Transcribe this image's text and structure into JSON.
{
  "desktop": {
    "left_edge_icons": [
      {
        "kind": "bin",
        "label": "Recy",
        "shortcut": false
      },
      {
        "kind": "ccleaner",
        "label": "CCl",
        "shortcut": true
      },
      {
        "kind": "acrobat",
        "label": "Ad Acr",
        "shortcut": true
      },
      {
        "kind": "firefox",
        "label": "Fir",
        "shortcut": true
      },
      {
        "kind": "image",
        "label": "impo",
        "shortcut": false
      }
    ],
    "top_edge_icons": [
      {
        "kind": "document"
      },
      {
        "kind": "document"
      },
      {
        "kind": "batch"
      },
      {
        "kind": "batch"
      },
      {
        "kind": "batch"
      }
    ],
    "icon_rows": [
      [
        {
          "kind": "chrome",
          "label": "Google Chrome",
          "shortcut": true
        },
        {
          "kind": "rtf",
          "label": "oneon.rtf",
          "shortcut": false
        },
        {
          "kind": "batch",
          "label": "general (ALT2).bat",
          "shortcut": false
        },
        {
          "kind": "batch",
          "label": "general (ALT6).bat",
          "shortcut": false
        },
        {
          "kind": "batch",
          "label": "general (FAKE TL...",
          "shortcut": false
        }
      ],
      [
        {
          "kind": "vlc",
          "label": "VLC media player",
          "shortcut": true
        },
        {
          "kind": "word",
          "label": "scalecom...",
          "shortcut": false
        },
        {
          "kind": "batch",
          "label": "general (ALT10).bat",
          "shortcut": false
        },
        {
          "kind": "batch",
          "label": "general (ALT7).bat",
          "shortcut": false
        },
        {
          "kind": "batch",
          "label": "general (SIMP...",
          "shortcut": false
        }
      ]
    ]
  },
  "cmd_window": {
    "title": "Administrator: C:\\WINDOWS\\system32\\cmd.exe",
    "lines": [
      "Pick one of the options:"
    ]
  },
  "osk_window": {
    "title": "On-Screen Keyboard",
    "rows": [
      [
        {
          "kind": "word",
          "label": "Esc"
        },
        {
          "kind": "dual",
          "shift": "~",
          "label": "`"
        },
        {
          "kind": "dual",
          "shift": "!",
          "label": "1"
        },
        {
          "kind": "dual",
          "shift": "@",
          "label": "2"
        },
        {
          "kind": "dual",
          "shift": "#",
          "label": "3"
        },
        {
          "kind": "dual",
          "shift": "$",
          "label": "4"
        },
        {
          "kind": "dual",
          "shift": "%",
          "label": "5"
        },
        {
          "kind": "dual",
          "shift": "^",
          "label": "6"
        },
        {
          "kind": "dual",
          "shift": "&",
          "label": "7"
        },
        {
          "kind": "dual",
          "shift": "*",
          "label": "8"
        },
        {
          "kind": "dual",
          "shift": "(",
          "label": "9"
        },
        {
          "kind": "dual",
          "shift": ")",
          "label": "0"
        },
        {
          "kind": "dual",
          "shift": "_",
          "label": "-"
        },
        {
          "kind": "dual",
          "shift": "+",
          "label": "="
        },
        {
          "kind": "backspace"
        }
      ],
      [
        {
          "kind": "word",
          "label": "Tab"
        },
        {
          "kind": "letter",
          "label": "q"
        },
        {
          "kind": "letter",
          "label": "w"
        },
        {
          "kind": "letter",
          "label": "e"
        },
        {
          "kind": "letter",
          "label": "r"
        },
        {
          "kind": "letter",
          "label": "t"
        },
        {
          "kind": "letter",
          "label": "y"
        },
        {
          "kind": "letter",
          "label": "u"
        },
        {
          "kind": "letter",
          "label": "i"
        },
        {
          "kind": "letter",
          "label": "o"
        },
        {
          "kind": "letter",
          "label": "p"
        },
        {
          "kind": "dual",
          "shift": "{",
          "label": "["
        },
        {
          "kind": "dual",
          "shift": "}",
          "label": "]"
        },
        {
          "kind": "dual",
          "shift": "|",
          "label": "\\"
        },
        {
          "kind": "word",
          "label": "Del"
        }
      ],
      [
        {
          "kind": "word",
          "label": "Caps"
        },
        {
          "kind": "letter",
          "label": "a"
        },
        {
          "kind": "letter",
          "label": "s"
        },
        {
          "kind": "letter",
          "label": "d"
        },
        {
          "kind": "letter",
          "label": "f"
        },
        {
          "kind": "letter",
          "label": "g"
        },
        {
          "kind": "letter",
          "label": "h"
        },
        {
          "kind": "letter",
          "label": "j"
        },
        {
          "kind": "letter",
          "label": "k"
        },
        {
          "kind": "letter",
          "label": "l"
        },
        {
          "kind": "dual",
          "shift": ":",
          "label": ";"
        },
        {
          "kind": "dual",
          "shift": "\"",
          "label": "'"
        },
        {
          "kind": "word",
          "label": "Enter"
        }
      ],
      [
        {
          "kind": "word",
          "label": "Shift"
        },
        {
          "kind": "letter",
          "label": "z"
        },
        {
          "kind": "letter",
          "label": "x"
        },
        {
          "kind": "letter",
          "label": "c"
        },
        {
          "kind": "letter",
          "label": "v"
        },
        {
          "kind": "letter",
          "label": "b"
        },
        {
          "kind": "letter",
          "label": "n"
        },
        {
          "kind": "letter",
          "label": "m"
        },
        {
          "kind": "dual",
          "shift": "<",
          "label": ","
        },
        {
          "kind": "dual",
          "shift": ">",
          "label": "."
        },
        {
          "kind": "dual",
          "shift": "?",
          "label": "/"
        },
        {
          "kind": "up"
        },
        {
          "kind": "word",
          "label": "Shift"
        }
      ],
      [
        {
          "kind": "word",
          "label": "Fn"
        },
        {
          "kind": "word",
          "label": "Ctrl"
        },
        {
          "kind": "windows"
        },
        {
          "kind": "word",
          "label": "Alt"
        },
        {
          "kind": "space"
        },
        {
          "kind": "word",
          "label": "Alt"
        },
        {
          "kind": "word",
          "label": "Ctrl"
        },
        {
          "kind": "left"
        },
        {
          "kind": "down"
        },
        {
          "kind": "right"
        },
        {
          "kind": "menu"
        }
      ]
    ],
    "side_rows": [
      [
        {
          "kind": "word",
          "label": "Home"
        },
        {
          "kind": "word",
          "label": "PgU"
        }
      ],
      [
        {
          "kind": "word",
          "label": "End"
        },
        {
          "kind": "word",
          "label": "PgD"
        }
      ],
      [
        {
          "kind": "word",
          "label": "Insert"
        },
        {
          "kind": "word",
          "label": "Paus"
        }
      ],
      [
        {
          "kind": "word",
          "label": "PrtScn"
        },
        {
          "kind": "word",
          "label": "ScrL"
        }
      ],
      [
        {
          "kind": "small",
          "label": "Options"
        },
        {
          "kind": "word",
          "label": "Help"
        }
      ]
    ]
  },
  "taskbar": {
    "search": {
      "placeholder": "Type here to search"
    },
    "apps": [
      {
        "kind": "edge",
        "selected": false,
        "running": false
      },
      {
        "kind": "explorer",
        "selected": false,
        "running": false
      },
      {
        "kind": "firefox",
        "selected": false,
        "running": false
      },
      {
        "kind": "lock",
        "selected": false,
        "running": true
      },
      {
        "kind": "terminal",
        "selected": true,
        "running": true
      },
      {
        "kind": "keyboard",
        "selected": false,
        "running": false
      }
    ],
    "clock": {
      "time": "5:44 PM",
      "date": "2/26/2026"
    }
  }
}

+-------+

**BRIEF**
Whenever "title" turns up in a line, pick that line out.

**WRITTEN REPLY**
    "title": "Administrator: C:\\WINDOWS\\system32\\cmd.exe",
    "title": "On-Screen Keyboard",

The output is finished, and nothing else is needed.